Third party logistics companies (3PLs) are often in the news these days – but for reasons quite different than they were 10 years ago.
This thought occurred to me while I was skimming recent news items in some of the top logistics industry trade publications. I decided to start counting and classifying the types of stories about specific 3PLs. Close to 75% were related to either acquisitions, financial performance, lawsuits or problems with labor contracts. The remaining 25% or so were about value delivered for customers or service expansion.
With consolidation, 3PLs are getting bigger and dealing with big-company, public-company kinds of issues. It’s the reality of our 3PL industry today. But this growth and progress must be managed in a way that does not deflect focus away from the reason we exist – to serve the customer.
Bigger industry, competing priorities
The size of the U.S. 3PL market today is about $213 billion and, from 2017 to 2018, that market grew at a rate of more than 15% (Armstrong & Associates). That’s about the same as the growth rate for eCommerce sales. The market’s not only bigger, it’s far more sophisticated, with providers going well beyond basic warehousing and transportation tasks to activities that touch the entire supply chain, from product assembly to contract packaging services to product repair work.
Most importantly, 3PLs are driving value – 91% of 3PL customers rate their relationships as successful (2019 State of Logistics Outsourcing Report).
It’s all good. But bigger can come with baggage – if you’re not careful.
As my down and dirty headline analysis suggests, new priorities are grabbing the focus of larger, public 3PLs. Priorities like courting Wall Street, managing to quarterly expectations, and M&A evaluations. 3PL customers need to recognize that they are now competing with these new focus areas and must make sure that they – customers – continue to occupy that top spot on the 3PL executive’s priority list.

════════

*DIRECTIONS:*
1/ From the 3PL article, list the kinds of news stories about specific 3PLs that together made up close to 75% of the items counted.
2/ Reproduce the passage of the 3PL article starting at "Most importantly, 3PLs" and ending at "you’re not careful.".

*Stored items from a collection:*
════════

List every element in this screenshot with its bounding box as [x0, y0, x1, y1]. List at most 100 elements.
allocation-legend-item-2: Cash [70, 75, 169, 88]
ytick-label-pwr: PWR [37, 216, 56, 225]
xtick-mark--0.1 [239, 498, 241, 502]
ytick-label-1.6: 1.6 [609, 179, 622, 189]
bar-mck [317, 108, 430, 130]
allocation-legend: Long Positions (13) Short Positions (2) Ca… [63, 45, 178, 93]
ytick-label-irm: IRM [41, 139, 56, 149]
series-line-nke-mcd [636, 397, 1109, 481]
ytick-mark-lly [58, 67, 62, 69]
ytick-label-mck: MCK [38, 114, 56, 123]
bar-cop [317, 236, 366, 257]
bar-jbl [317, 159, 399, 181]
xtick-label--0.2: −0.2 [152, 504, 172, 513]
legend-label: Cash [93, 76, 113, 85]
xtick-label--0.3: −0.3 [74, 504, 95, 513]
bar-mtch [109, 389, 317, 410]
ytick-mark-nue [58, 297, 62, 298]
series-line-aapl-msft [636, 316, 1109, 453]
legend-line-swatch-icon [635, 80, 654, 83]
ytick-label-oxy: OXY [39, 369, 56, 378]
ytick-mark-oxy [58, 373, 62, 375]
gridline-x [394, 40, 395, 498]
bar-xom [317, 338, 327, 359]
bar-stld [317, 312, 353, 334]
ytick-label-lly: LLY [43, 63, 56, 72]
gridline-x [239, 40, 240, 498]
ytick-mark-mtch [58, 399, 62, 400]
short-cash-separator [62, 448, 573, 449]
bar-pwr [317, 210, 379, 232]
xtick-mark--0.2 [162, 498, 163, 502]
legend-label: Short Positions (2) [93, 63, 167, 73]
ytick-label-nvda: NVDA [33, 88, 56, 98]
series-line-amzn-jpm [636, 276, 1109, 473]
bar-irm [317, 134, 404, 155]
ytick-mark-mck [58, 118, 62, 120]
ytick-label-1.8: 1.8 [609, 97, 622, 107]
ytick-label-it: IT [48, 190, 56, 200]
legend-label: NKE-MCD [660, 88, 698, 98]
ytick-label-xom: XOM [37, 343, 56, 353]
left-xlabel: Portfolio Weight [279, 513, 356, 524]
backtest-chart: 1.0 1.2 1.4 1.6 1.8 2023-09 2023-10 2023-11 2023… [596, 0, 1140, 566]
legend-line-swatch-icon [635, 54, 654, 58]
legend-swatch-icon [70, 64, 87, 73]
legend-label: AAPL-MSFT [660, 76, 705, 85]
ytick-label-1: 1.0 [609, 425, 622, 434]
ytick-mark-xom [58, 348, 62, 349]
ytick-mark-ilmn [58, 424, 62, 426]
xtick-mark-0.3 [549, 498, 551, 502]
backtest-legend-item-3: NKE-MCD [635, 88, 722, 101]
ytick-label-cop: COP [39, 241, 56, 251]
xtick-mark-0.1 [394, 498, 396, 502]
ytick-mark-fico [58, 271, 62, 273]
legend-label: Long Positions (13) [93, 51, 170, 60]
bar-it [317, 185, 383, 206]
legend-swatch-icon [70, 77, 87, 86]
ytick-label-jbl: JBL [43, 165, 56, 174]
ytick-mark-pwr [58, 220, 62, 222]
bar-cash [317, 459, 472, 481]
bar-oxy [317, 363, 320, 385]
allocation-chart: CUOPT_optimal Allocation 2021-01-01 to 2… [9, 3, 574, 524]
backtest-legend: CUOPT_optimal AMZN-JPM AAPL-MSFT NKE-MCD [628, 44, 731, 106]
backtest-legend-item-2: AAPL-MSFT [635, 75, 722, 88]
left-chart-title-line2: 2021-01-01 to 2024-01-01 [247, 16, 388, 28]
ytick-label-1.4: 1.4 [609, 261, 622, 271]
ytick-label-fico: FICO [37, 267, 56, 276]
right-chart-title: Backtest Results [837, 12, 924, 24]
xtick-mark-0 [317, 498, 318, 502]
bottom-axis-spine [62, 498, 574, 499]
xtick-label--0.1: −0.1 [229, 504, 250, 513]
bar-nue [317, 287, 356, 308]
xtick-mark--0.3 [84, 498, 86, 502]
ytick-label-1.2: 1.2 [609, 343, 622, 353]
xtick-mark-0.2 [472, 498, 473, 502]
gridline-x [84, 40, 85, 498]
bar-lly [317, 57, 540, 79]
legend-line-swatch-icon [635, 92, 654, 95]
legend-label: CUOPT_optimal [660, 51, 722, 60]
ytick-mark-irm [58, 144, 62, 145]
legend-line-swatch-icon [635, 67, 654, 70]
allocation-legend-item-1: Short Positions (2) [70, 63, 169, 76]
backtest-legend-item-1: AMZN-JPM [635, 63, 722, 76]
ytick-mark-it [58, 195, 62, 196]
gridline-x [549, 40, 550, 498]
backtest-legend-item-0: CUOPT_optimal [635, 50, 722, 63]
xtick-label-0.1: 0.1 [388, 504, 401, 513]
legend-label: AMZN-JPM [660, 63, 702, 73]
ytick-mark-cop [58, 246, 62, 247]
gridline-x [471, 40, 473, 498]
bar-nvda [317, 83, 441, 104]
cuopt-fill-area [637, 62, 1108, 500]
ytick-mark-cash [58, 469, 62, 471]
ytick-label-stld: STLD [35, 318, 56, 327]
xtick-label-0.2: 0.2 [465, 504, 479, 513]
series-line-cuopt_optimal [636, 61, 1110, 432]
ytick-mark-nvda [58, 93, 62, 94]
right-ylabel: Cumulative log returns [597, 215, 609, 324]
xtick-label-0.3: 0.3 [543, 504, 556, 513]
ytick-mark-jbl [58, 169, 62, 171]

════════

*EXERCISE RESPONSES:*
1/
- Acquisitions
- Financial performance
- Lawsuits
- Problems with labor contracts

2/
Most importantly, 3PLs are driving value – 91% of 3PL customers rate their relationships as successful (2019 State of Logistics Outsourcing Report).
It’s all good. But bigger can come with baggage – if you’re not careful.